Do this: Go through the records and extract every line with the word "Malo".

-- BEGIN --

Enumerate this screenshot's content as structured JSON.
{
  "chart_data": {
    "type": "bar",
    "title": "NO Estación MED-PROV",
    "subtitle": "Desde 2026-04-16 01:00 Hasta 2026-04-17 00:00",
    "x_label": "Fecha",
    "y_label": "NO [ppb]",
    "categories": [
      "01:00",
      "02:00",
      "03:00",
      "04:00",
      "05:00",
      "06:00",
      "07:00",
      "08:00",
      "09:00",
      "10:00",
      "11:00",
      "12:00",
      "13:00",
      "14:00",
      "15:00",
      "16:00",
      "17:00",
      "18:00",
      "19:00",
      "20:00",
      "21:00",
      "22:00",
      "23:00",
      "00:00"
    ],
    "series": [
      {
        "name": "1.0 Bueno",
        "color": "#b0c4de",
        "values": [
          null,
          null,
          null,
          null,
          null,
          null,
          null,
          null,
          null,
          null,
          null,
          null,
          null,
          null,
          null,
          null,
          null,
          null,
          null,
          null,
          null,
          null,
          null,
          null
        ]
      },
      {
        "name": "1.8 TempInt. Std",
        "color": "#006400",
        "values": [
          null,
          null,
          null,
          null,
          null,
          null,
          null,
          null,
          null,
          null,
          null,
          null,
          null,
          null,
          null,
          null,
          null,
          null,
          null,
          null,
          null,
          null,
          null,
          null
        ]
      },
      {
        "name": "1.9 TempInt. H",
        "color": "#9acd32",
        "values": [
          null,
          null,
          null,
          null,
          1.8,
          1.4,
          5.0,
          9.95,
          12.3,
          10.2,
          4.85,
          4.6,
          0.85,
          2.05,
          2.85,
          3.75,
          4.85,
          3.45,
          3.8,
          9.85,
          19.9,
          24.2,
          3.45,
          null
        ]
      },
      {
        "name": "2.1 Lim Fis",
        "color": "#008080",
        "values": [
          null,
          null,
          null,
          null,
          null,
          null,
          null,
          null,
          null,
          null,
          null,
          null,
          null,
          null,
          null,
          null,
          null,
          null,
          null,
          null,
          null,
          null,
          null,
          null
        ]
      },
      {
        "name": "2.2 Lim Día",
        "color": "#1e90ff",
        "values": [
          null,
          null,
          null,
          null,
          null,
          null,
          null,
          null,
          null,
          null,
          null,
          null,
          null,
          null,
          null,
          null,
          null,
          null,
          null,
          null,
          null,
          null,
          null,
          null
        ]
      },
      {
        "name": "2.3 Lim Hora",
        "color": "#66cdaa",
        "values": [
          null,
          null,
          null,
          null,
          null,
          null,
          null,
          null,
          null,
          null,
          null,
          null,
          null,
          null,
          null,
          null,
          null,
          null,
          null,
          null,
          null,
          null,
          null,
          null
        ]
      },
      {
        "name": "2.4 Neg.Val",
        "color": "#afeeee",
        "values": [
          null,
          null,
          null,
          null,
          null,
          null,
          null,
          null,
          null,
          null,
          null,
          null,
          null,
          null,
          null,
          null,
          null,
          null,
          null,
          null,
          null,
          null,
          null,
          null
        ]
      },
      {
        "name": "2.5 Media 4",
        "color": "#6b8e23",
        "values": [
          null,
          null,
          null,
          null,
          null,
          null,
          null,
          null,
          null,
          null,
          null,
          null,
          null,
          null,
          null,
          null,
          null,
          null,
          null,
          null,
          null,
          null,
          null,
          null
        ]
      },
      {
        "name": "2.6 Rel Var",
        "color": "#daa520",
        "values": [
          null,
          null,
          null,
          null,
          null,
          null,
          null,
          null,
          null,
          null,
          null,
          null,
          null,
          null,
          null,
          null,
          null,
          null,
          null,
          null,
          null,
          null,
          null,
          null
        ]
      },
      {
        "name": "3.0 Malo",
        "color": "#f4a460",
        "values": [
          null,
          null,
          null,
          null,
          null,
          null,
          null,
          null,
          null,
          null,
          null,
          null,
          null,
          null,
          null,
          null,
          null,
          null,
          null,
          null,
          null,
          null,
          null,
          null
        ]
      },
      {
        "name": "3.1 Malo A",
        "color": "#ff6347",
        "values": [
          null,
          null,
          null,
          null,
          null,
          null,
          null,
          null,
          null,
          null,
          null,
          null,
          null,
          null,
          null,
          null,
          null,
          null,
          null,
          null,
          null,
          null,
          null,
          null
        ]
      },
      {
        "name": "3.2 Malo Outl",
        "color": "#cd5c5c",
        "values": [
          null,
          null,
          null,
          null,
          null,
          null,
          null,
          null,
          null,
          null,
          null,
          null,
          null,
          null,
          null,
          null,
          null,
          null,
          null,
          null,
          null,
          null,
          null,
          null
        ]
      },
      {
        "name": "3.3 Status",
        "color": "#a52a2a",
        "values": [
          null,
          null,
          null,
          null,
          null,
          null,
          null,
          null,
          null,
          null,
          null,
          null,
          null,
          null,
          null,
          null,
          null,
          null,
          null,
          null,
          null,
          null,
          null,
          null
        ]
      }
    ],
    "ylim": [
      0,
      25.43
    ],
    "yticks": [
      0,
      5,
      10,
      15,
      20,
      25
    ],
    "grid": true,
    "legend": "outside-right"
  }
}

-- END --

Answer to the task:
        "name": "3.0 Malo",
        "name": "3.1 Malo A",
        "name": "3.2 Malo Outl",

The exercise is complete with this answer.